The entries need to be copied exactly.

━━━━━━━━━━━━━━━━

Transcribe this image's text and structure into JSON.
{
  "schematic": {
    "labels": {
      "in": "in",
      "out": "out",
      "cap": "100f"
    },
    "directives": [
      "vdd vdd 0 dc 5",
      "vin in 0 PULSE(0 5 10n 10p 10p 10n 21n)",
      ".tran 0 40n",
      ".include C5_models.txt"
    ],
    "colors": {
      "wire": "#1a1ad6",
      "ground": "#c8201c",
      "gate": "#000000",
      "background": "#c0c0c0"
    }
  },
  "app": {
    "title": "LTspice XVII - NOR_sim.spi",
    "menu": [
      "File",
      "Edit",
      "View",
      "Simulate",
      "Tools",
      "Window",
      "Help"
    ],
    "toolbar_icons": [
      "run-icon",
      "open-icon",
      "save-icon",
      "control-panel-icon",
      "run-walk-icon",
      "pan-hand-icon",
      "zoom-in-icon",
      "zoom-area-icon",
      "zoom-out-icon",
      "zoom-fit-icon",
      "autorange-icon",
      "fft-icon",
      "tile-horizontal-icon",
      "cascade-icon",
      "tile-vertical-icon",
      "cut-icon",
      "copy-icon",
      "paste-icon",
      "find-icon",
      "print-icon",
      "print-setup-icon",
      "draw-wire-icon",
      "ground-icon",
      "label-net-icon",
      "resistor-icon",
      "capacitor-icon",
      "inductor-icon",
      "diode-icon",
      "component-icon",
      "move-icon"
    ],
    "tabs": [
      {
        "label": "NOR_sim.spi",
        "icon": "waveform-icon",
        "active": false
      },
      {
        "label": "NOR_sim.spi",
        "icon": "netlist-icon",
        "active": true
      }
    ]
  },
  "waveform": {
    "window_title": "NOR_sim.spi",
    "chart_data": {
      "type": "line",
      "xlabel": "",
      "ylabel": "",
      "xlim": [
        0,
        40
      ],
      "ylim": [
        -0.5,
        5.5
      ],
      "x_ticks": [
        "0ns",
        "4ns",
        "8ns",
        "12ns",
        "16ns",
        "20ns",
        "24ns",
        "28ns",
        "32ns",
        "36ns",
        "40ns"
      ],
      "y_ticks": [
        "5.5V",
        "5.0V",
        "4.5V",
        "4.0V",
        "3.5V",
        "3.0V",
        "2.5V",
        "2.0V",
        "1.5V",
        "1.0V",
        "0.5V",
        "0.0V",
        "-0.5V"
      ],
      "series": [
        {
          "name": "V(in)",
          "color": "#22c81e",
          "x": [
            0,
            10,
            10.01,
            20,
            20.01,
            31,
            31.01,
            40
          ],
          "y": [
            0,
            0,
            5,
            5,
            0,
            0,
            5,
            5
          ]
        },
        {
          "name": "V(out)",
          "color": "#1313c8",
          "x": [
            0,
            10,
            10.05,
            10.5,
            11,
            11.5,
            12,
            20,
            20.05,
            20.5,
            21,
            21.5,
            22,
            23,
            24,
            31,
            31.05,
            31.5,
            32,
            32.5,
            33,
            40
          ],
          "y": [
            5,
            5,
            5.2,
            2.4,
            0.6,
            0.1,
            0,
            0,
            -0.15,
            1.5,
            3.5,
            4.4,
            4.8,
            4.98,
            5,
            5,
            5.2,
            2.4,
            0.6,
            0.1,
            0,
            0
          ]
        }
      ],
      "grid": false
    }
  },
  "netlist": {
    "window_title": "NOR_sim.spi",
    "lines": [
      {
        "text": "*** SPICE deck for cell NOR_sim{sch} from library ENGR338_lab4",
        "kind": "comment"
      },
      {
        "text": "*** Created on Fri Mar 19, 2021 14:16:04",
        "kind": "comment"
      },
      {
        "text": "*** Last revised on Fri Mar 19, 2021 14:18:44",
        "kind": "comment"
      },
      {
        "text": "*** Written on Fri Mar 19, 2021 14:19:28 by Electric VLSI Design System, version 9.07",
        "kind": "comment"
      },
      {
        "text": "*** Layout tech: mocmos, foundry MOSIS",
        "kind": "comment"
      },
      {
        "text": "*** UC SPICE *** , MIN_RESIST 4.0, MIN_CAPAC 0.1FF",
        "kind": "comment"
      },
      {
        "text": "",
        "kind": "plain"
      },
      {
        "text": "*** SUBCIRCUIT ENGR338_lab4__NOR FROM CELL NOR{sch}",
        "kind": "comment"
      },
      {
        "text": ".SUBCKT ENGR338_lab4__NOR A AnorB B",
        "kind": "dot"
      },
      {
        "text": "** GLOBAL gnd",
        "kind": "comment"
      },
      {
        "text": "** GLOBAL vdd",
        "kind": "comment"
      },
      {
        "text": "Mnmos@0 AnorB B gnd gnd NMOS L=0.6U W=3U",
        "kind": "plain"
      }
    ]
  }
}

━━━━━━━━━━━━━━━━

## Exercise answer
Transcribe this image's text and structure into JSON.
{
  "schematic": {
    "labels": {
      "in": "in",
      "out": "out",
      "cap": "100f"
    },
    "directives": [
      "vdd vdd 0 dc 5",
      "vin in 0 PULSE(0 5 10n 10p 10p 10n 21n)",
      ".tran 0 40n",
      ".include C5_models.txt"
    ],
    "colors": {
      "wire": "#1a1ad6",
      "ground": "#c8201c",
      "gate": "#000000",
      "background": "#c0c0c0"
    }
  },
  "app": {
    "title": "LTspice XVII - NOR_sim.spi",
    "menu": [
      "File",
      "Edit",
      "View",
      "Simulate",
      "Tools",
      "Window",
      "Help"
    ],
    "toolbar_icons": [
      "run-icon",
      "open-icon",
      "save-icon",
      "control-panel-icon",
      "run-walk-icon",
      "pan-hand-icon",
      "zoom-in-icon",
      "zoom-area-icon",
      "zoom-out-icon",
      "zoom-fit-icon",
      "autorange-icon",
      "fft-icon",
      "tile-horizontal-icon",
      "cascade-icon",
      "tile-vertical-icon",
      "cut-icon",
      "copy-icon",
      "paste-icon",
      "find-icon",
      "print-icon",
      "print-setup-icon",
      "draw-wire-icon",
      "ground-icon",
      "label-net-icon",
      "resistor-icon",
      "capacitor-icon",
      "inductor-icon",
      "diode-icon",
      "component-icon",
      "move-icon"
    ],
    "tabs": [
      {
        "label": "NOR_sim.spi",
        "icon": "waveform-icon",
        "active": false
      },
      {
        "label": "NOR_sim.spi",
        "icon": "netlist-icon",
        "active": true
      }
    ]
  },
  "waveform": {
    "window_title": "NOR_sim.spi",
    "chart_data": {
      "type": "line",
      "xlabel": "",
      "ylabel": "",
      "xlim": [
        0,
        40
      ],
      "ylim": [
        -0.5,
        5.5
      ],
      "x_ticks": [
        "0ns",
        "4ns",
        "8ns",
        "12ns",
        "16ns",
        "20ns",
        "24ns",
        "28ns",
        "32ns",
        "36ns",
        "40ns"
      ],
      "y_ticks": [
        "5.5V",
        "5.0V",
        "4.5V",
        "4.0V",
        "3.5V",
        "3.0V",
        "2.5V",
        "2.0V",
        "1.5V",
        "1.0V",
        "0.5V",
        "0.0V",
        "-0.5V"
      ],
      "series": [
        {
          "name": "V(in)",
          "color": "#22c81e",
          "x": [
            0,
            10,
            10.01,
            20,
            20.01,
            31,
            31.01,
            40
          ],
          "y": [
            0,
            0,
            5,
            5,
            0,
            0,
            5,
            5
          ]
        },
        {
          "name": "V(out)",
          "color": "#1313c8",
          "x": [
            0,
            10,
            10.05,
            10.5,
            11,
            11.5,
            12,
            20,
            20.05,
            20.5,
            21,
            21.5,
            22,
            23,
            24,
            31,
            31.05,
            31.5,
            32,
            32.5,
            33,
            40
          ],
          "y": [
            5,
            5,
            5.2,
            2.4,
            0.6,
            0.1,
            0,
            0,
            -0.15,
            1.5,
            3.5,
            4.4,
            4.8,
            4.98,
            5,
            5,
            5.2,
            2.4,
            0.6,
            0.1,
            0,
            0
          ]
        }
      ],
      "grid": false
    }
  },
  "netlist": {
    "window_title": "NOR_sim.spi",
    "lines": [
      {
        "text": "*** SPICE deck for cell NOR_sim{sch} from library ENGR338_lab4",
        "kind": "comment"
      },
      {
        "text": "*** Created on Fri Mar 19, 2021 14:16:04",
        "kind": "comment"
      },
      {
        "text": "*** Last revised on Fri Mar 19, 2021 14:18:44",
        "kind": "comment"
      },
      {
        "text": "*** Written on Fri Mar 19, 2021 14:19:28 by Electric VLSI Design System, version 9.07",
        "kind": "comment"
      },
      {
        "text": "*** Layout tech: mocmos, foundry MOSIS",
        "kind": "comment"
      },
      {
        "text": "*** UC SPICE *** , MIN_RESIST 4.0, MIN_CAPAC 0.1FF",
        "kind": "comment"
      },
      {
        "text": "",
        "kind": "plain"
      },
      {
        "text": "*** SUBCIRCUIT ENGR338_lab4__NOR FROM CELL NOR{sch}",
        "kind": "comment"
      },
      {
        "text": ".SUBCKT ENGR338_lab4__NOR A AnorB B",
        "kind": "dot"
      },
      {
        "text": "** GLOBAL gnd",
        "kind": "comment"
      },
      {
        "text": "** GLOBAL vdd",
        "kind": "comment"
      },
      {
        "text": "Mnmos@0 AnorB B gnd gnd NMOS L=0.6U W=3U",
        "kind": "plain"
      }
    ]
  }
}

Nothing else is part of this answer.